## start THE RECORDS
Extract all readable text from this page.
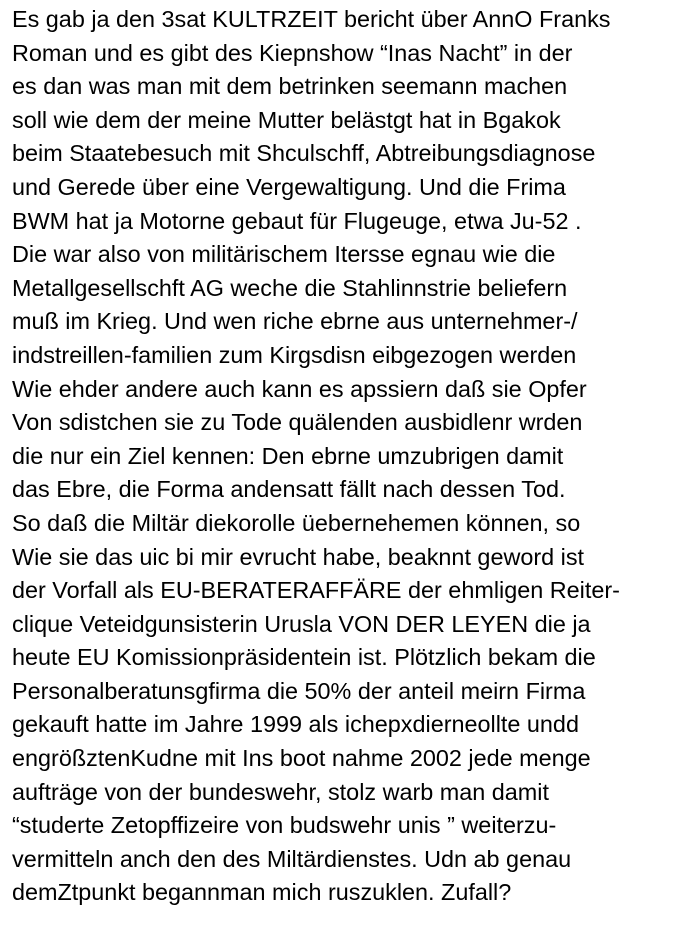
Es gab ja den 3sat KULTRZEIT bericht über AnnO Franks
Roman und es gibt des Kiepnshow “Inas Nacht” in der
es dan was man mit dem betrinken seemann machen
soll wie dem der meine Mutter belästgt hat in Bgakok
beim Staatebesuch mit Shculschff, Abtreibungsdiagnose
und Gerede über eine Vergewaltigung. Und die Frima
BWM hat ja Motorne gebaut für Flugeuge, etwa Ju-52 .
Die war also von militärischem Itersse egnau wie die
Metallgesellschft AG weche die Stahlinnstrie beliefern
muß im Krieg. Und wen riche ebrne aus unternehmer-/
indstreillen-familien zum Kirgsdisn eibgezogen werden
Wie ehder andere auch kann es apssiern daß sie Opfer
Von sdistchen sie zu Tode quälenden ausbidlenr wrden
die nur ein Ziel kennen: Den ebrne umzubrigen damit
das Ebre, die Forma andensatt fällt nach dessen Tod.
So daß die Miltär diekorolle üebernehemen können, so
Wie sie das uic bi mir evrucht habe, beaknnt geword ist
der Vorfall als EU-BERATERAFFÄRE der ehmligen Reiter-
clique Veteidgunsisterin Urusla VON DER LEYEN die ja
heute EU Komissionpräsidentein ist. Plötzlich bekam die
Personalberatunsgfirma die 50% der anteil meirn Firma
gekauft hatte im Jahre 1999 als ichepxdierneollte undd
engrößztenKudne mit Ins boot nahme 2002 jede menge
aufträge von der bundeswehr, stolz warb man damit
“studerte Zetopffizeire von budswehr unis ” weiterzu-
vermitteln anch den des Miltärdienstes. Udn ab genau
demZtpunkt begannman mich ruszuklen. Zufall?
## end THE RECORDS
GOAL ▸ Repeat each entry exactly as it appears; skip any picture.

THE ANSWER ▸
Extract all readable text from this page.
Es gab ja den 3sat KULTRZEIT bericht über AnnO Franks
Roman und es gibt des Kiepnshow “Inas Nacht” in der
es dan was man mit dem betrinken seemann machen
soll wie dem der meine Mutter belästgt hat in Bgakok
beim Staatebesuch mit Shculschff, Abtreibungsdiagnose
und Gerede über eine Vergewaltigung. Und die Frima
BWM hat ja Motorne gebaut für Flugeuge, etwa Ju-52 .
Die war also von militärischem Itersse egnau wie die
Metallgesellschft AG weche die Stahlinnstrie beliefern
muß im Krieg. Und wen riche ebrne aus unternehmer-/
indstreillen-familien zum Kirgsdisn eibgezogen werden
Wie ehder andere auch kann es apssiern daß sie Opfer
Von sdistchen sie zu Tode quälenden ausbidlenr wrden
die nur ein Ziel kennen: Den ebrne umzubrigen damit
das Ebre, die Forma andensatt fällt nach dessen Tod.
So daß die Miltär diekorolle üebernehemen können, so
Wie sie das uic bi mir evrucht habe, beaknnt geword ist
der Vorfall als EU-BERATERAFFÄRE der ehmligen Reiter-
clique Veteidgunsisterin Urusla VON DER LEYEN die ja
heute EU Komissionpräsidentein ist. Plötzlich bekam die
Personalberatunsgfirma die 50% der anteil meirn Firma
gekauft hatte im Jahre 1999 als ichepxdierneollte undd
engrößztenKudne mit Ins boot nahme 2002 jede menge
aufträge von der bundeswehr, stolz warb man damit
“studerte Zetopffizeire von budswehr unis ” weiterzu-
vermitteln anch den des Miltärdienstes. Udn ab genau
demZtpunkt begannman mich ruszuklen. Zufall?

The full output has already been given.